Given data.

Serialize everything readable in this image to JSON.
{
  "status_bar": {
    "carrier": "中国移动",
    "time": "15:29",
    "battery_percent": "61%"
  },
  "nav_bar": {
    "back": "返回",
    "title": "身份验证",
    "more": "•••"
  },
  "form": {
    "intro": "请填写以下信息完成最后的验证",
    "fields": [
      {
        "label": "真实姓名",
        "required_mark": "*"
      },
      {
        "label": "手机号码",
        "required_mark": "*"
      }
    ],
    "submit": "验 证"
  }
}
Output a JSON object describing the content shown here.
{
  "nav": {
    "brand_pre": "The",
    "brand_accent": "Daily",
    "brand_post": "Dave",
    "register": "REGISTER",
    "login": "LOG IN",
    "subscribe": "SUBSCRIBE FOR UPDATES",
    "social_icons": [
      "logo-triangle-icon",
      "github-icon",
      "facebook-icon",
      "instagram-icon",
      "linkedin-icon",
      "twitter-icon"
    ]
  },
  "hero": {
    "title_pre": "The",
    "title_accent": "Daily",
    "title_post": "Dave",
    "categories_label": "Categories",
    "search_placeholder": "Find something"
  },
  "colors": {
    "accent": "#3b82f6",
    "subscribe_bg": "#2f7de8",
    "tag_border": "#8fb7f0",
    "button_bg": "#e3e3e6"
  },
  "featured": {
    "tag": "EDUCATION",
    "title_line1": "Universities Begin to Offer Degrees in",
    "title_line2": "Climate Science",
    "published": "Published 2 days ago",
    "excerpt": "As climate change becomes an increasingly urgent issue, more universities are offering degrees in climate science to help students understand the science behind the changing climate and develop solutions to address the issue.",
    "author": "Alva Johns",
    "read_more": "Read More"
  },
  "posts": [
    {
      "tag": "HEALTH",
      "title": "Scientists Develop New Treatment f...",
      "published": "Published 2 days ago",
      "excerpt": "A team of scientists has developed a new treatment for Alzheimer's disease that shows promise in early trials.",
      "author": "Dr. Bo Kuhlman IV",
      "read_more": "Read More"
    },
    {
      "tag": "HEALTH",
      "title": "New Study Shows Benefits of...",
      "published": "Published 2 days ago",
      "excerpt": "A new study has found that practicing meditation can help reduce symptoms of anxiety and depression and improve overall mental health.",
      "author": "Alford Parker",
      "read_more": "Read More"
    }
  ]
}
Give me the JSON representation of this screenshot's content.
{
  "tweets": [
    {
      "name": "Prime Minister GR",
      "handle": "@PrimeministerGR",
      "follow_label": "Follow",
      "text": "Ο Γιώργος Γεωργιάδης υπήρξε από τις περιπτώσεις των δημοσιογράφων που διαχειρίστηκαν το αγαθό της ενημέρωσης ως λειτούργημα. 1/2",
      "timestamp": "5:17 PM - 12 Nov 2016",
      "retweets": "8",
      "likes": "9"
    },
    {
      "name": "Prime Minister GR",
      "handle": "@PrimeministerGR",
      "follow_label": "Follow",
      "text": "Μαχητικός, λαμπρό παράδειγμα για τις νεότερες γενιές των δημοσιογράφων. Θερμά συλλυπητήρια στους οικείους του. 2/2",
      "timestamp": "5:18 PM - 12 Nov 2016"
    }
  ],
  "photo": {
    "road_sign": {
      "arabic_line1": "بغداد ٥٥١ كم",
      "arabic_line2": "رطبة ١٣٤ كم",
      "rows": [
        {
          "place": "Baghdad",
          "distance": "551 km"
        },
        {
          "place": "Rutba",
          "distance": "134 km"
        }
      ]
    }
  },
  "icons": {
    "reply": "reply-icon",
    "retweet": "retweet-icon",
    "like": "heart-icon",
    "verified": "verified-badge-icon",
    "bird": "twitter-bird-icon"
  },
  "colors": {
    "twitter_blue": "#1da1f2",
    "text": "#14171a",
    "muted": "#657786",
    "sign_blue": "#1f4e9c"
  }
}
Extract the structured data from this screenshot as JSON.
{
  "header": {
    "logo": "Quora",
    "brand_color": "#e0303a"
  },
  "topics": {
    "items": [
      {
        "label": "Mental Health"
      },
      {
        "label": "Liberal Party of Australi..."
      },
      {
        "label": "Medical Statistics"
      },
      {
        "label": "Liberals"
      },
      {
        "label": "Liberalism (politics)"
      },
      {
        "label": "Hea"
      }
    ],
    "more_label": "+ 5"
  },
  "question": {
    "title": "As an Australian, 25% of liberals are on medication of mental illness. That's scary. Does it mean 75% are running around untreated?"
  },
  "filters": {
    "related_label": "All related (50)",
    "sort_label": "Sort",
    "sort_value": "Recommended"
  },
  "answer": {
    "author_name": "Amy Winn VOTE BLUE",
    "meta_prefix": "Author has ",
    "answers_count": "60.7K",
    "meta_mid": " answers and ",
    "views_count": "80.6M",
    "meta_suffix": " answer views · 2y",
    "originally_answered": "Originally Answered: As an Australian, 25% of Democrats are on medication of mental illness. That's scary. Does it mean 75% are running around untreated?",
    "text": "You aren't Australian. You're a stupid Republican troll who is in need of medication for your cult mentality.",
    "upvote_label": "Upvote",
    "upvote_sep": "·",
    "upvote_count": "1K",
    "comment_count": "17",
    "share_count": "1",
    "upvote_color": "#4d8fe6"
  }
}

What needs to be done.
Which lines hold the string "text"? List them all.

Solved problem.
      "text": "Ο Γιώργος Γεωργιάδης υπήρξε από τις περιπτώσεις των δημοσιογράφων που διαχειρίστηκαν το αγαθό της ενημέρωσης ως λειτούργημα. 1/2",
      "text": "Μαχητικός, λαμπρό παράδειγμα για τις νεότερες γενιές των δημοσιογράφων. Θερμά συλλυπητήρια στους οικείους του. 2/2",
    "text": "#14171a",
    "text": "You aren't Australian. You're a stupid Republican troll who is in need of medication for your cult mentality.",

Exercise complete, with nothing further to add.